═══ FONTE
Un esempio lampante di questo meccanismo emerge dalle rivelazioni legate alle “Twitter Files” che, come riportato dal giornalista Nicola Porro, hanno svelato come le piattaforme social siano state coinvolte in pratiche di censura coordinate, sotto la spinta di interessi governativi nazionali o stranieri.
Un altro espediente per giustificare la censura su Facebook è la battaglia contro le fake news. Negli ultimi anni, Facebook ha intensificato il suo impegno per combattere la disinformazione, collaborando con agenzie di fact-checking per monitorare e rimuovere i contenuti considerati fuorvianti.
Tuttavia, come sottolineato da L’Indipendente, questa lotta contro le notizie false è diventata un campo di battaglia per il controllo delle opinioni pubbliche. Le notizie e le opinioni che si discostano dalla narrativa dominante vengono etichettate come “false” o “ingannevoli”, senza un’analisi adeguata del contenuto o senza una trasparente verifica delle fonti.
Il Integrity Institute ha verificato che su Facebook circolano più notizie false sui conflitti ucraino e israeliano-palestinese che su Twitter che, stranamente, non vengono censurate qualora rafforzino la propaganda dei regimi di Kiev e di Tel Aviv.
La rimozione di contenuti da parte di Facebook sotto il pretesto di combattere le fake news mina ulteriormente la libertà di espressione, dando potere ai gestori delle piattaforme di decidere arbitrariamente cosa sia vero o falso, senza alcuna possibilità di contraddittorio.
In Italia il gestore della moderazione di questo social ricopre anche il ruolo di agenzia di fact-checking che fa parte della rete occidentale degli oltre 80 fact-checker (teoricamente indipendenti), che monitorano le notizie false o fuorvianti diffuse in occidente, “fornendo un costante servizio di corretta informazione”.
Ironicamente negli ultimi tre anni questa agenzia / giornale online è diventata famosa per la sua propaganda Slava Ukrainii che ha assunto toni surreali e grotteschi. Mitica la notizia che i russi stavano combattendo armati solo di pale, addirittura dei modelli risalenti al 19simo secolo.
Nel giro di pochi giorni dall’inizio del conflitto ucraino questo giornale online ha pubblicato quattro notizie di fonti ucraine prive di prove documentali, rivelatesi delle colossali bufale. Dopo di che la diffusione della propaganda e fakenews di Kiev ha conosciuto una vera e propria escalation illimitata che in queste settimane sembra subire un rallentamento dovuto dall’incertezza dell’orientamento politico del finanziatore, Facebook, che negli USA sta abhondonando i Democratici per salire sul carro del vincitore Trump.
══════
═══ MATERIALE ESTRATTO
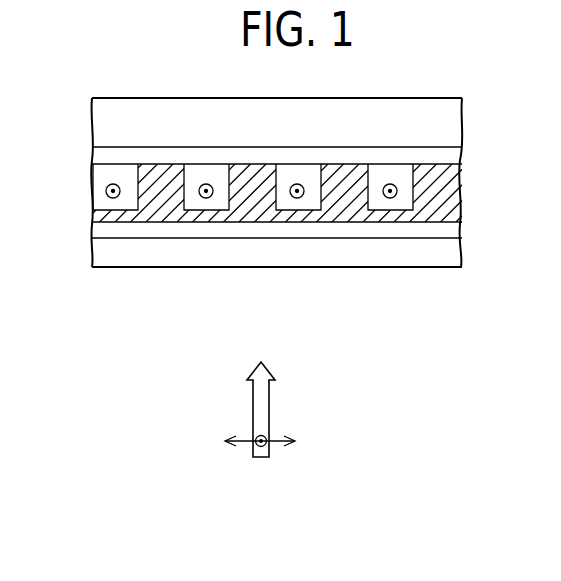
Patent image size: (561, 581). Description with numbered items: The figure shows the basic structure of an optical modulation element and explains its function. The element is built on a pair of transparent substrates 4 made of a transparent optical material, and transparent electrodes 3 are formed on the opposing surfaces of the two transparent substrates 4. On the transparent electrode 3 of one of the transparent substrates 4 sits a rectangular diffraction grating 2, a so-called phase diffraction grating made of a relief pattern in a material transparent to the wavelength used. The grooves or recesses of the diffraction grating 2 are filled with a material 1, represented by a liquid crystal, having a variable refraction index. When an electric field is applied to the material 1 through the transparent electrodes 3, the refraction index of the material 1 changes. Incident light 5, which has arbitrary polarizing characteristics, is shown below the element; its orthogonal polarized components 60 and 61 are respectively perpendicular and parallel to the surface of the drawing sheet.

The material having a variable refraction index 1 is at (103, 175).
The diffraction grating 2 is at (98, 216).
The transparent electrodes 3 is at (455, 156).
The transparent substrates 4 is at (455, 118).
The incident light 5 is at (265, 458).
The polarized component 60 is at (265, 437).
The polarized component 61 is at (277, 445).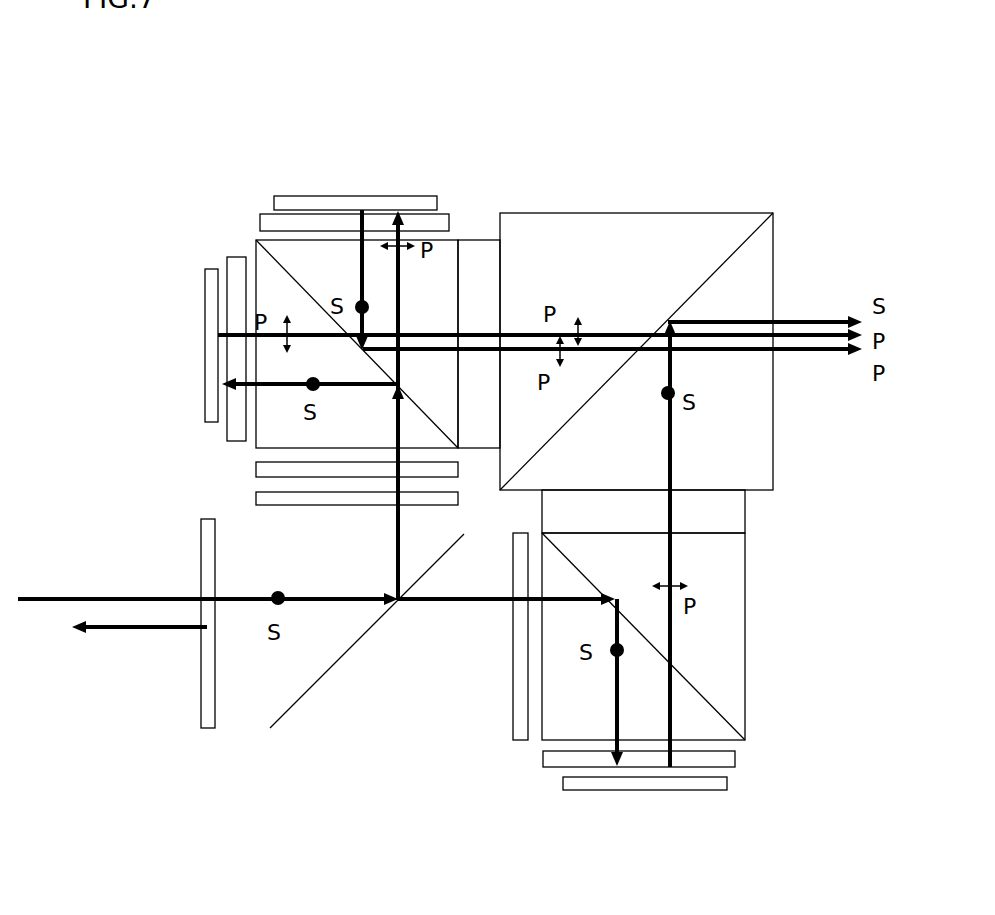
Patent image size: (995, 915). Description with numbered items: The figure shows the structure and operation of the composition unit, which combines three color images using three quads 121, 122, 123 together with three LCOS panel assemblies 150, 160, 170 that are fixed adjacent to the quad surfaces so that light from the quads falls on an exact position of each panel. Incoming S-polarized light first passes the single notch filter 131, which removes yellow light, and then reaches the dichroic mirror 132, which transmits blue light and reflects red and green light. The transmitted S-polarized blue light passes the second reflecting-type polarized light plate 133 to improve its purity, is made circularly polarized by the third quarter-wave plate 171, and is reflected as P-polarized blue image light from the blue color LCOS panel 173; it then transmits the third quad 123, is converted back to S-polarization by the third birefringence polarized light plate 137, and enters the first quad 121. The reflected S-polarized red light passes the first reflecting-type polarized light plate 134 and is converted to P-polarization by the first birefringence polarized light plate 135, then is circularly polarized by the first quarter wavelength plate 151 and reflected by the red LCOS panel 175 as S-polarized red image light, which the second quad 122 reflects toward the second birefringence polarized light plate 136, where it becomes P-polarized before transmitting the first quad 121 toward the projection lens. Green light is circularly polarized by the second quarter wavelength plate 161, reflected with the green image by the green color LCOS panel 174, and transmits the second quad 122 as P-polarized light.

The first quad 121 is at (714, 228).
The second quad 122 is at (443, 284).
The third quad 123 is at (728, 632).
The notch filter 131 is at (201, 686).
The dichroic mirror 132 is at (345, 652).
The second reflecting-type polarized light plate 133 is at (515, 691).
The first reflecting-type polarized light plate 134 is at (308, 510).
The first birefringence polarized light plate 135 is at (256, 466).
The second birefringence polarized light plate 136 is at (483, 264).
The third birefringence polarized light plate 137 is at (745, 507).
The LCOS panel assembly 150 is at (313, 168).
The first quarter wavelength plate 151 is at (262, 221).
The LCOS panel assembly 160 is at (167, 363).
The second quarter wavelength plate 161 is at (234, 262).
The LCOS panel assembly 170 is at (684, 817).
The third quarter-wave plate 171 is at (735, 760).
The blue color LCOS panel 173 is at (592, 785).
The green color LCOS panel 174 is at (210, 315).
The red LCOS panel 175 is at (353, 200).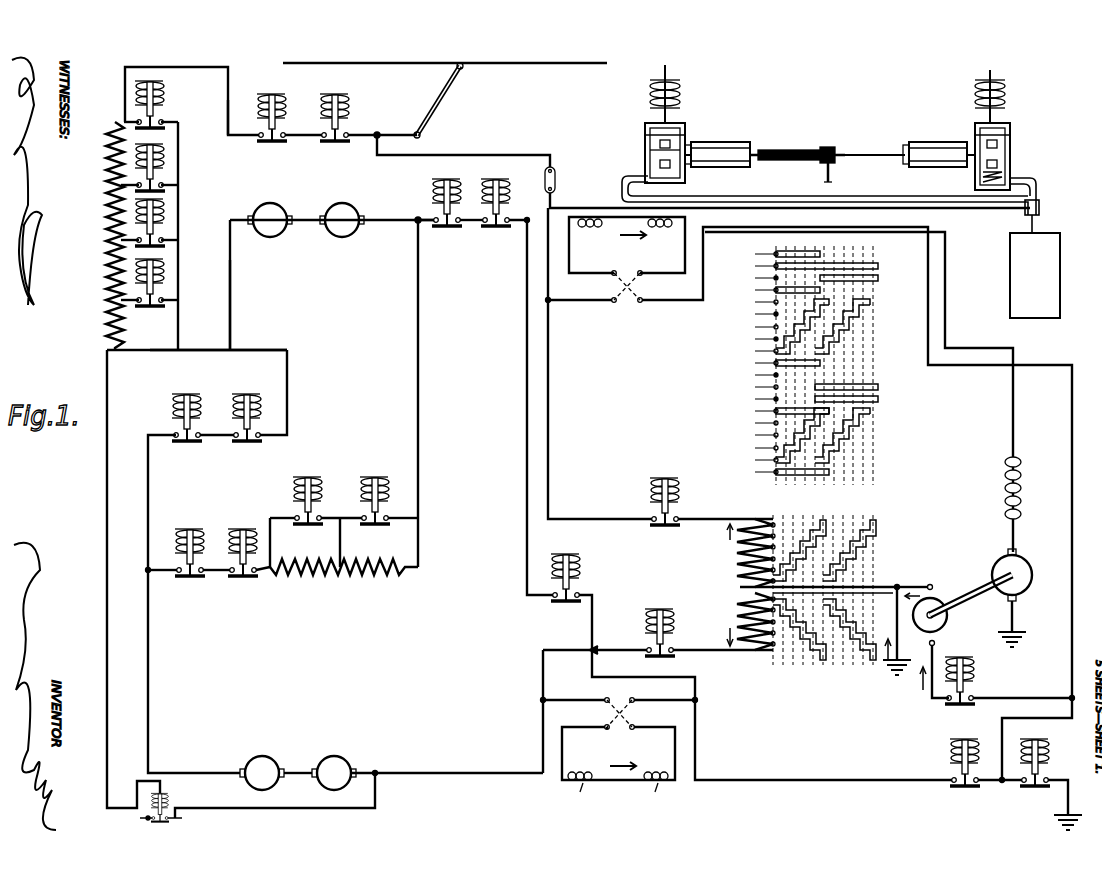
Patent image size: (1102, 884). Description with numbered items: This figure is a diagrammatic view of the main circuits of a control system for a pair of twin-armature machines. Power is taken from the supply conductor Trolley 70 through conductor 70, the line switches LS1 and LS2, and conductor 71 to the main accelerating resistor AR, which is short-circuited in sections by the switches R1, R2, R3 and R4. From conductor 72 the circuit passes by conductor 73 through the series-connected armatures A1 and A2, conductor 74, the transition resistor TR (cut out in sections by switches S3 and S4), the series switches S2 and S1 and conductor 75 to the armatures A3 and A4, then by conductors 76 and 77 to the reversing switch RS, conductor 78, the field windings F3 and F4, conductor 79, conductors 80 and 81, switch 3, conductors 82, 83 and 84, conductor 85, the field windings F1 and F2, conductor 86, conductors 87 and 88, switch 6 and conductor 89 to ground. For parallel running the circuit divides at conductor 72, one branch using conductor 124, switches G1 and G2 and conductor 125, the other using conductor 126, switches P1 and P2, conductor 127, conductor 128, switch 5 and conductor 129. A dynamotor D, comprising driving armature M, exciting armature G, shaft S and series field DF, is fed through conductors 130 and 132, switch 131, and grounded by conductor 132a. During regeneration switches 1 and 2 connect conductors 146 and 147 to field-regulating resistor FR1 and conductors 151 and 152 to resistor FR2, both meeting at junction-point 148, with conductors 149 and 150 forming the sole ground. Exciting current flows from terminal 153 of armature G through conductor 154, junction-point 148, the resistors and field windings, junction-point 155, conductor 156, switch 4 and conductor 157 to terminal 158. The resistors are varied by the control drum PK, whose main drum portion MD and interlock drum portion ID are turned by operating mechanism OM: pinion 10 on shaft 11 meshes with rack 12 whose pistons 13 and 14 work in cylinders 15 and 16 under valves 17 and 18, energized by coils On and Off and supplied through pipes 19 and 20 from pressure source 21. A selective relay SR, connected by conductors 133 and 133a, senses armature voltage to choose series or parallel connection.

The switch 1 is at (668, 516).
The switch 2 is at (663, 647).
The switch 3 is at (560, 590).
The switch 4 is at (963, 695).
The switch 5 is at (968, 777).
The switch 6 is at (1038, 777).
The pinion member 10 is at (829, 146).
The shaft 11 is at (832, 176).
The rack member 12 is at (790, 150).
The piston 13 is at (698, 145).
The piston 14 is at (918, 145).
The cylinder 15 is at (731, 143).
The cylinder 16 is at (940, 143).
The valve 17 is at (645, 153).
The valve 18 is at (1010, 153).
The pipe 19 is at (752, 198).
The pipe 20 is at (1040, 198).
The source of fluid pressure 21 is at (1035, 275).
The conductor 70 is at (396, 136).
The conductor 71 is at (229, 119).
The conductor 72 is at (195, 350).
The conductor 73 is at (231, 313).
The conductor 74 is at (417, 283).
The conductor 75 is at (149, 645).
The conductor 76 is at (455, 772).
The conductor 77 is at (574, 690).
The conductor 78 is at (596, 729).
The conductor 79 is at (675, 748).
The conductor 80 is at (680, 707).
The conductor 81 is at (684, 682).
The conductor 82 is at (528, 540).
The conductor 83 is at (529, 299).
The conductor 84 is at (588, 302).
The conductor 85 is at (599, 264).
The conductor 86 is at (653, 264).
The conductor 87 is at (696, 302).
The conductor 88 is at (1060, 728).
The conductor 89 is at (1066, 806).
The conductor 124 is at (430, 211).
The conductor 125 is at (508, 219).
The conductor 126 is at (270, 343).
The conductor 127 is at (149, 471).
The conductor 128 is at (696, 748).
The conductor 129 is at (998, 784).
The conductor 130 is at (410, 158).
The switch 131 is at (556, 176).
The conductor 132 is at (600, 205).
The conductor 132a is at (1022, 655).
The conductor 133 is at (106, 520).
The conductor 133a is at (262, 808).
The conductor 146 is at (549, 356).
The conductor 147 is at (730, 518).
The junction-point 148 is at (740, 587).
The conductor 149 is at (892, 586).
The conductor 150 is at (897, 630).
The conductor 151 is at (542, 676).
The conductor 152 is at (735, 652).
The terminal 153 is at (963, 600).
The conductor 154 is at (928, 585).
The junction-point 155 is at (1066, 697).
The conductor 156 is at (1003, 692).
The conductor 157 is at (905, 680).
The terminal 158 is at (936, 643).
The main accelerating resistor AR is at (106, 242).
The switch R1 is at (160, 294).
The switch R2 is at (160, 234).
The switch R3 is at (160, 179).
The switch R4 is at (160, 116).
The main-circuit switch LS1 is at (343, 132).
The main-circuit switch LS2 is at (280, 132).
The main armature A1 is at (305, 200).
The main armature A2 is at (342, 220).
The main armature A3 is at (302, 755).
The main armature A4 is at (334, 773).
The main-circuit switch G1 is at (447, 215).
The main-circuit switch G2 is at (496, 215).
The main field winding F1 is at (598, 245).
The main field winding F2 is at (652, 245).
The main field winding F3 is at (590, 769).
The main field winding F4 is at (642, 769).
The reversing switch RS is at (626, 302).
The interlock drum portion ID is at (856, 359).
The control drum PK is at (906, 482).
The main drum portion MD is at (852, 583).
The field-regulating resistor FR1 is at (738, 532).
The field-regulating resistor FR2 is at (738, 612).
The field-magnet winding DF is at (1025, 503).
The driving armature winding M is at (1029, 562).
The dynamotor D is at (971, 583).
The exciting armature winding G is at (923, 612).
The shaft S is at (987, 607).
The main-circuit switch P1 is at (250, 432).
The main-circuit switch P2 is at (190, 432).
The main-circuit switch S1 is at (190, 565).
The main-circuit switch S2 is at (243, 565).
The switch S3 is at (311, 515).
The switch S4 is at (378, 515).
The transition resistor TR is at (372, 578).
The selective relay SR is at (174, 796).
The actuating coil On is at (650, 93).
The actuating coil Off is at (1005, 96).
The operating mechanism OM is at (830, 132).
The supply-circuit conductor Trolley is at (530, 66).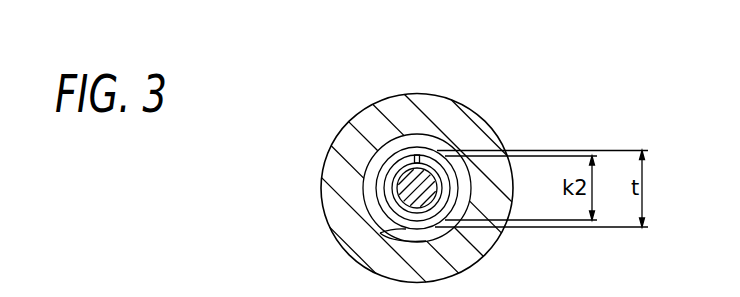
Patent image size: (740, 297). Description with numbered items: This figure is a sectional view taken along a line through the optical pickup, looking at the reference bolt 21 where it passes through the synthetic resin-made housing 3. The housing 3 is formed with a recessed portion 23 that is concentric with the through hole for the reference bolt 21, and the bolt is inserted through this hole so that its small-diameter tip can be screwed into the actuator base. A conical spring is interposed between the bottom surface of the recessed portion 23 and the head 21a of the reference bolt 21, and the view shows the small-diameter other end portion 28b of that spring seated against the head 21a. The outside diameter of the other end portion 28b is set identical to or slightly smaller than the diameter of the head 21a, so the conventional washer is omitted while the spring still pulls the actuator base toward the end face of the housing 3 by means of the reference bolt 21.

The housing 3 is at (350, 140).
The reference bolt 21 is at (410, 188).
The head 21a is at (415, 155).
The recessed portion 23 is at (392, 233).
The other end portion 28b is at (388, 166).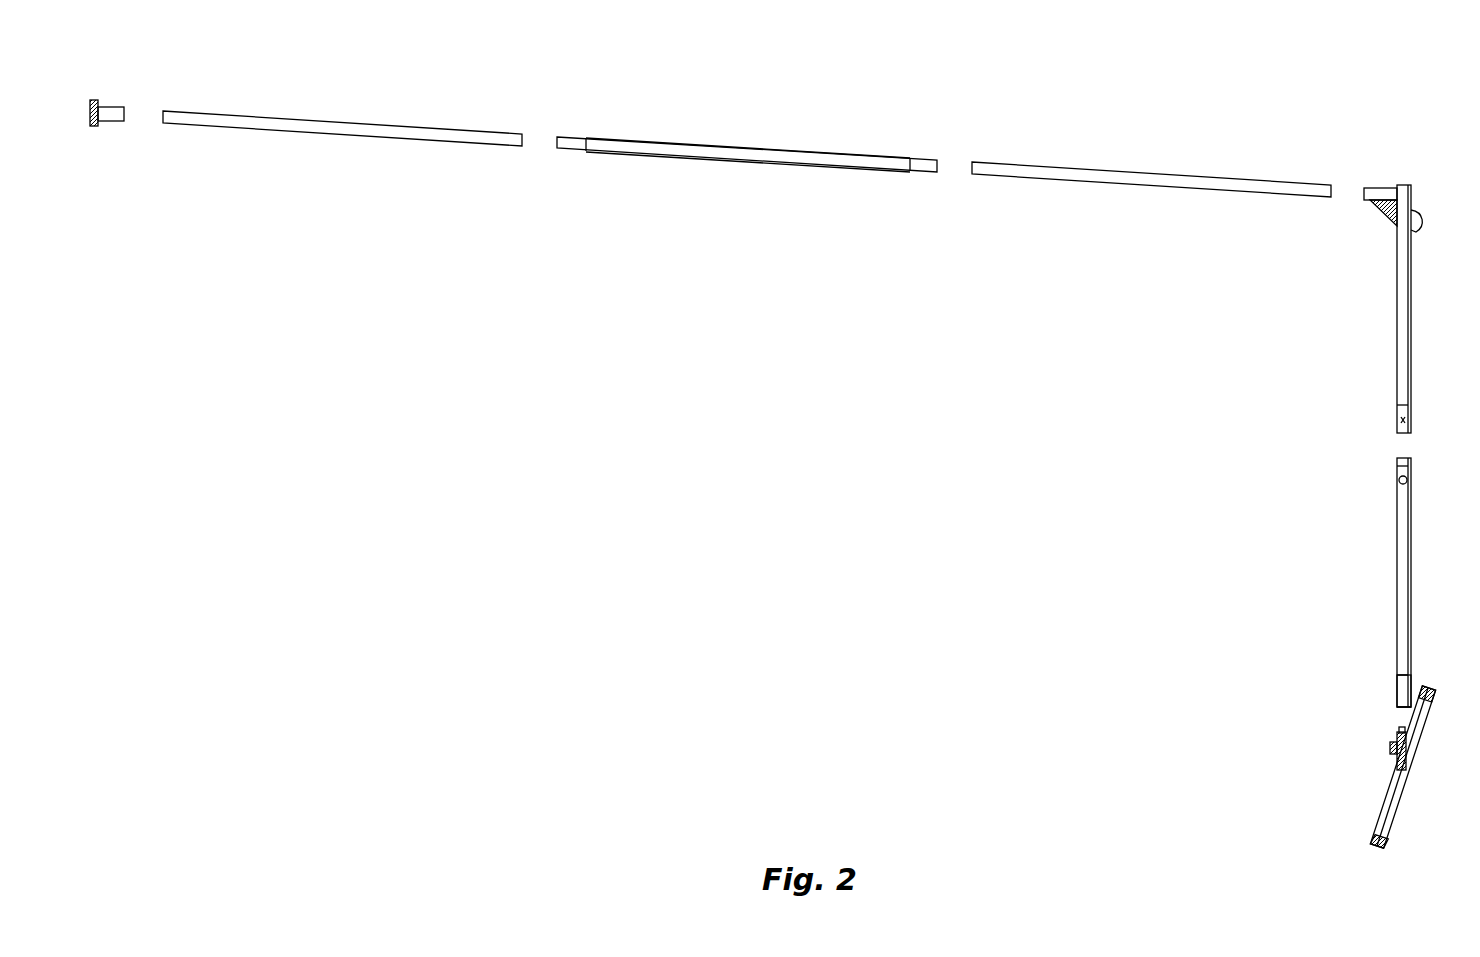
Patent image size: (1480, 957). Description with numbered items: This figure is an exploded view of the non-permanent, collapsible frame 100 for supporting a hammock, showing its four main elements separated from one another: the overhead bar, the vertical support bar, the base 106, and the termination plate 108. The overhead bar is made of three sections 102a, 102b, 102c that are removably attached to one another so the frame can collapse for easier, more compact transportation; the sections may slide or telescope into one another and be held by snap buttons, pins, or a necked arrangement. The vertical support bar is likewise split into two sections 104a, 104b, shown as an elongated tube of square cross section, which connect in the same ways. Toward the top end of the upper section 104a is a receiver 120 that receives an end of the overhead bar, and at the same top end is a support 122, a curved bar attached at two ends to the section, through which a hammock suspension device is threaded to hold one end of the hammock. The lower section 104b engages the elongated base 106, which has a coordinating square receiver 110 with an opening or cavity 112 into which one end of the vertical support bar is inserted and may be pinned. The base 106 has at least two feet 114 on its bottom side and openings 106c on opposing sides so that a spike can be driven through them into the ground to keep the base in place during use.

The non-permanent, collapsible frame 100 is at (1316, 104).
The termination plate 108 is at (112, 106).
The first section of overhead bar 102a is at (347, 122).
The second section of overhead bar 102b is at (742, 147).
The third section of overhead bar 102c is at (1162, 168).
The receiver 120 is at (1386, 196).
The support 122 is at (1418, 218).
The first section of vertical support bar 104a is at (1396, 320).
The second section of vertical support bar 104b is at (1396, 568).
The openings 106c is at (1410, 692).
The base 106 is at (1435, 713).
The feet 114 is at (1437, 695).
The square receiver 110 is at (1398, 736).
The opening or cavity 112 is at (1401, 729).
══════
*I TUOI COMPITI*
A. Nel testo sulla censura su Facebook, con chi collabora Facebook per monitorare e rimuovere i contenuti considerati fuorvianti?
B. Per ciascuna affermazione, indica se concorda con il testo sulla censura su Facebook. Rispondi sì o no e cita le parole decisive del testo.
(i) Le "Twitter Files" sono state riportate dal giornalista Nicola Porro.
(ii) La rete occidentale di fact-checker conta meno di 50 membri.
(iii) Secondo il Integrity Institute, su Twitter circolano più notizie false che su Facebook.
C. Traduci in inglese questa frase del testo sulla censura su Facebook: "Un altro espediente per giustificare la censura su Facebook è la battaglia contro le fake news."

*SOLUZIONI DEI COMPITI*
A. Con agenzie di fact-checking.

B.
(i) Sì: "come riportato dal giornalista Nicola Porro"
(ii) No: "della rete occidentale degli oltre 80 fact-checker"
(iii) No: "su Facebook circolano più notizie false sui conflitti ucraino e israeliano-palestinese che su Twitter"

C. Another device used to justify censorship on Facebook is the fight against fake news.